*Brano scelto*:
·····
Quale è lo scopo, se ti ritieni cosi superiore Chen.

Il mio tono, ti prego di credermi, non è polemico, anzi....facciamo finta di stare seduti in piazza San Marco su un tavolino...sigaretta accesa..giornata meravigliosa...e insieme a noi tutti coloro che sono qui.

sembra che tu intenzionalmente voglia provocare, per essere sollecitato nuovamente, per persuadere la tua aggressività a continuare nell'esercizio...e alè..partire in contrattacco.


----------



## Old chensamurai (14 Settembre 2007)

Otella82 ha detto:


> Anzi, facciamo così, la chiudo io qui la questione.
> Non sono riuscita nemmeno a far capire che il mio stupore deriva proprio dal fatto che la mia opinione delle persone che ancora dialogano con Chensamurai è generalmente tutt'altro che negativa, e che il mio stupore deriva dal fatto che stimo le opinioni di queste persone quando, invece che dar seguito ai suoi deliri di punteggiatura per far sentire inadeguato un nuovo giunto, partecipano al forum dando le loro opinioni sulle storie degli altri.. allora o non so scrivere, o non si ha voglia di leggere. Probabilmente entrambe le cose.
> Chissenefrega vero moltimodi, se chi arriva qui senza una laurea e infila in un post oltre alle sue paure e insicurezze qualche errore, deve sentirsi piccolo e inadeguato. Chissenefrega, problemi suoi vero?! (prima che tu chieda come lo so ti dico che prima che me ne andassi avevo avuto uno scambio di MP con persone che si sentivano ferite)
> Io sono fatta strana, ho una cultura media, sto ancora all'università e non mi sento piccola, ma mi metto sempre nei panni degli altri in queste circostanze. Mi è mancato questo forum, e quando ci sono stati problemi son stata la prima a crearne uno alternativo per ritrovarci in attesa di riaverlo, perchè amo ciò che ho trovato qui per molti mesi.
> ...


... boh... ma di cosa stai parlando?... non ti sembra di ingigantire un po' troppo le questioni?... tutto sto popò, intriso di moralismo filisteo e pubblicano... solo per nascondere il fatto di non saper "_reggere_" il confronto con un Samurai... infrangi la tua falsa coscienza ideologica da sagrestia... dismetti le vesti della vittima innocente... e fai come fa Bruja... per esempio... usa la spada della razionalità e dell'intelligenza laica... certo, bisogna averne una... hi, hi, hi...


----------



## Old chensamurai (14 Settembre 2007)

Lettrice ha detto:


> Guarda Feddy che tanto spesso siete voi a rompere deliberatamente le palle


... ecco perché amo questa donna... possiede il coraggio della "_verità_"... e l'orgoglio della "_razionalità_"... voglio una donna come Lettrice, come Bruja... Zeus dell'Olimpo, mandamene una così!


----------



## Old chensamurai (14 Settembre 2007)

Lettrice ha detto:


> Chen infastidisce chi ha problemi di protagonismo.
·····
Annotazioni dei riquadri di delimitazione
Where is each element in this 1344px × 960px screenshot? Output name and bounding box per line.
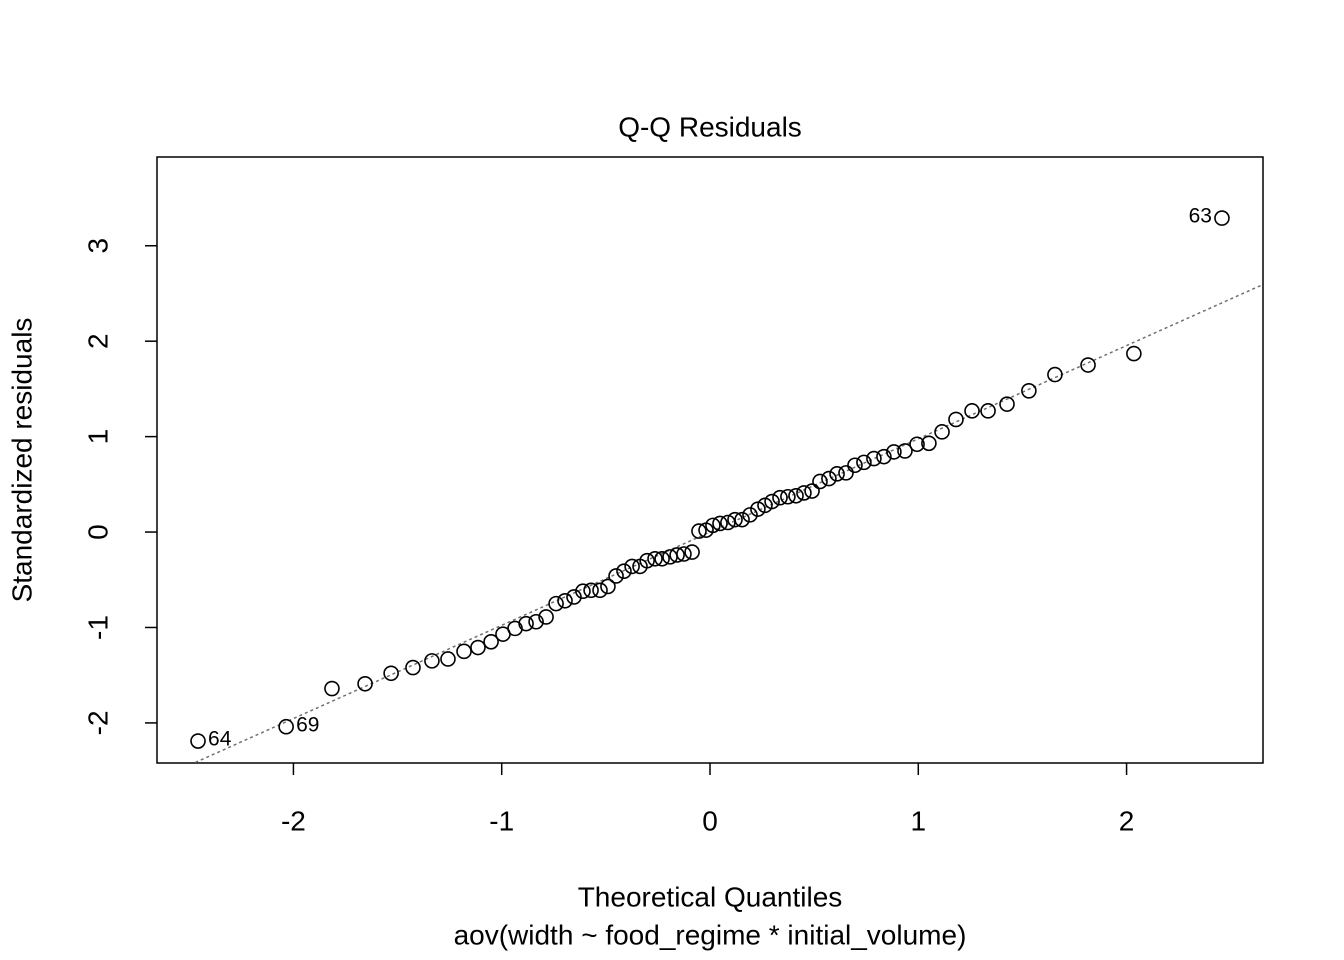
point	[948, 411, 964, 428]
point	[691, 523, 707, 539]
point	[424, 653, 440, 669]
point	[190, 733, 206, 749]
point	[1080, 357, 1096, 373]
point	[712, 515, 728, 532]
point-label: 63	[1189, 205, 1212, 228]
point	[921, 435, 937, 452]
point	[804, 483, 820, 499]
point	[742, 507, 758, 523]
point	[676, 546, 692, 562]
point	[909, 436, 925, 453]
point	[405, 659, 421, 676]
point	[528, 613, 544, 630]
point	[764, 493, 780, 510]
point	[886, 444, 902, 460]
point	[821, 470, 837, 487]
x-tick-label: 2	[1119, 805, 1135, 836]
point	[278, 718, 294, 735]
point	[624, 558, 640, 575]
point	[964, 403, 980, 419]
point	[812, 473, 828, 490]
point	[583, 582, 599, 599]
point	[1021, 383, 1037, 399]
x-tick-label: 0	[702, 805, 718, 836]
point	[897, 443, 913, 459]
point-label: 69	[296, 713, 319, 736]
point	[856, 454, 872, 471]
y-axis-label: Standardized residuals	[6, 318, 37, 603]
y-tick-label: 2	[82, 333, 113, 349]
point	[440, 651, 456, 667]
y-tick-label: -1	[82, 615, 113, 640]
plot-frame	[156, 156, 1264, 764]
point	[557, 592, 573, 609]
point	[1047, 366, 1063, 383]
point	[647, 550, 663, 567]
point	[727, 511, 743, 528]
point-label: 64	[208, 728, 232, 751]
point	[772, 489, 788, 506]
y-tick-label: 3	[82, 238, 113, 254]
y-tick-label: -2	[82, 710, 113, 735]
x-tick-label: -1	[489, 805, 514, 836]
x-tick-label: 1	[910, 805, 926, 836]
point	[788, 487, 804, 504]
point	[383, 665, 399, 682]
point	[575, 583, 591, 600]
point	[734, 511, 750, 528]
point	[357, 675, 373, 692]
x-axis-label: Theoretical Quantiles	[578, 881, 843, 912]
point	[866, 450, 882, 467]
y-tick-label: 0	[82, 524, 113, 540]
chart-title: Q-Q Residuals	[618, 111, 802, 142]
point	[684, 544, 700, 560]
point	[1214, 210, 1230, 226]
point	[980, 403, 996, 419]
x-tick-label: -2	[281, 805, 306, 836]
point	[1126, 345, 1142, 362]
reference-line	[192, 283, 1263, 763]
point	[592, 582, 608, 599]
point	[566, 589, 582, 605]
point	[548, 595, 564, 612]
point	[999, 396, 1015, 412]
point	[829, 466, 845, 482]
point	[654, 550, 670, 567]
point	[324, 680, 340, 697]
point	[600, 578, 616, 595]
point	[518, 615, 534, 632]
point	[934, 424, 950, 440]
point	[456, 643, 472, 660]
point	[705, 517, 721, 534]
y-tick-label: 1	[82, 429, 113, 445]
point	[470, 639, 486, 656]
point	[876, 448, 892, 465]
point	[616, 563, 632, 579]
point	[838, 465, 854, 481]
point	[538, 609, 554, 625]
point	[847, 457, 863, 474]
point	[608, 568, 624, 584]
point	[639, 552, 655, 569]
subtitle: aov(width ~ food_regime * initial_volume…	[454, 919, 967, 950]
point	[780, 488, 796, 505]
point	[669, 547, 685, 563]
point	[483, 633, 499, 650]
point	[796, 485, 812, 501]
·····
Nel brano del forum, da "Quale è lo scopo, se" fino a "alè..partire in contrattacco." compreso, rinomina "piazza San Marco" in "piazza Navona" e riporta quella parte così modificata.

Quale è lo scopo, se ti ritieni cosi superiore Chen.

Il mio tono, ti prego di credermi, non è polemico, anzi....facciamo finta di stare seduti in piazza Navona su un tavolino...sigaretta accesa..giornata meravigliosa...e insieme a noi tutti coloro che sono qui.

sembra che tu intenzionalmente voglia provocare, per essere sollecitato nuovamente, per persuadere la tua aggressività a continuare nell'esercizio...e alè..partire in contrattacco.